__What is required__. Copy every entry word for word, but skip the pictures.
--------------------------------------------------
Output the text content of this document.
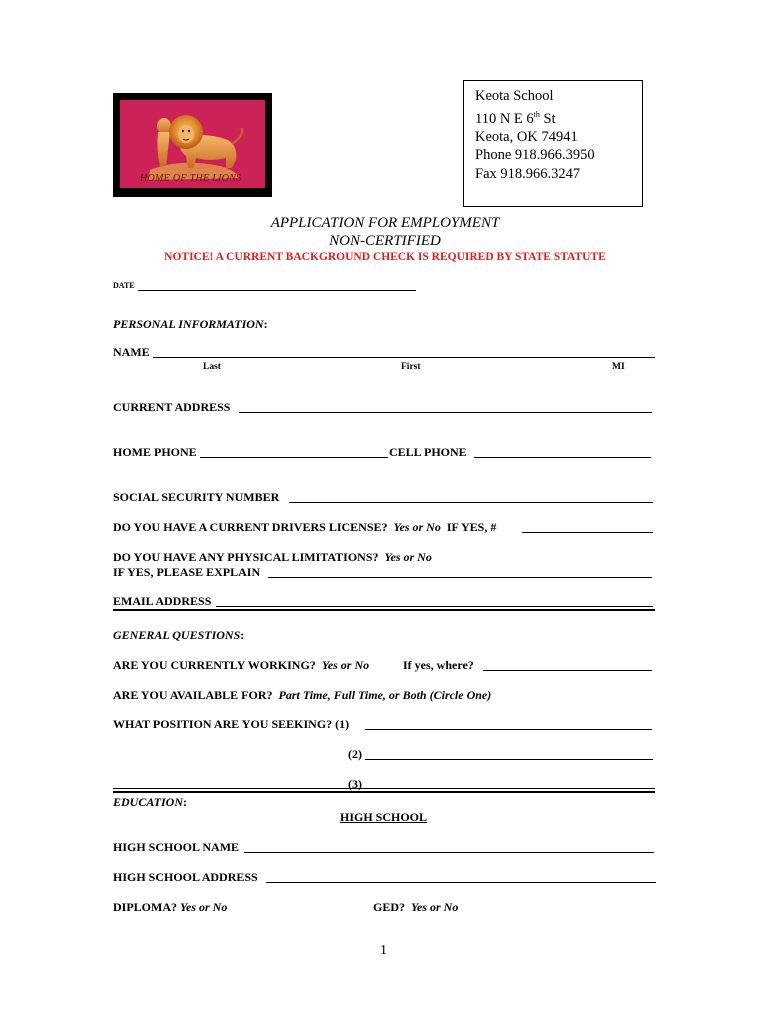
HOME OF THE LIONS
Keota School
110 N E 6th St
Keota, OK 74941
Phone 918.966.3950
Fax 918.966.3247
APPLICATION FOR EMPLOYMENT
NON-CERTIFIED
NOTICE! A CURRENT BACKGROUND CHECK IS REQUIRED BY STATE STATUTE
DATE
PERSONAL INFORMATION:
NAME
Last	First	MI
CURRENT ADDRESS
HOME PHONE	CELL PHONE
SOCIAL SECURITY NUMBER
DO YOU HAVE A CURRENT DRIVERS LICENSE? Yes or No IF YES, #
DO YOU HAVE ANY PHYSICAL LIMITATIONS? Yes or No
IF YES, PLEASE EXPLAIN
EMAIL ADDRESS
GENERAL QUESTIONS:
ARE YOU CURRENTLY WORKING? Yes or No	If yes, where?
ARE YOU AVAILABLE FOR? Part Time, Full Time, or Both (Circle One)
WHAT POSITION ARE YOU SEEKING? (1)
(2)
(3)
EDUCATION:
HIGH SCHOOL
HIGH SCHOOL NAME
HIGH SCHOOL ADDRESS
DIPLOMA? Yes or No	GED? Yes or No
1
--------------------------------------------------
__Output below__.
Output the text content of this document.
HOME OF THE LIONS
Keota School
110 N E 6th St
Keota, OK 74941
Phone 918.966.3950
Fax 918.966.3247
APPLICATION FOR EMPLOYMENT
NON-CERTIFIED
NOTICE! A CURRENT BACKGROUND CHECK IS REQUIRED BY STATE STATUTE
DATE
PERSONAL INFORMATION:
NAME
Last	First	MI
CURRENT ADDRESS
HOME PHONE	CELL PHONE
SOCIAL SECURITY NUMBER
DO YOU HAVE A CURRENT DRIVERS LICENSE? Yes or No IF YES, #
DO YOU HAVE ANY PHYSICAL LIMITATIONS? Yes or No
IF YES, PLEASE EXPLAIN
EMAIL ADDRESS
GENERAL QUESTIONS:
ARE YOU CURRENTLY WORKING? Yes or No	If yes, where?
ARE YOU AVAILABLE FOR? Part Time, Full Time, or Both (Circle One)
WHAT POSITION ARE YOU SEEKING? (1)
(2)
(3)
EDUCATION:
HIGH SCHOOL
HIGH SCHOOL NAME
HIGH SCHOOL ADDRESS
DIPLOMA? Yes or No	GED? Yes or No
1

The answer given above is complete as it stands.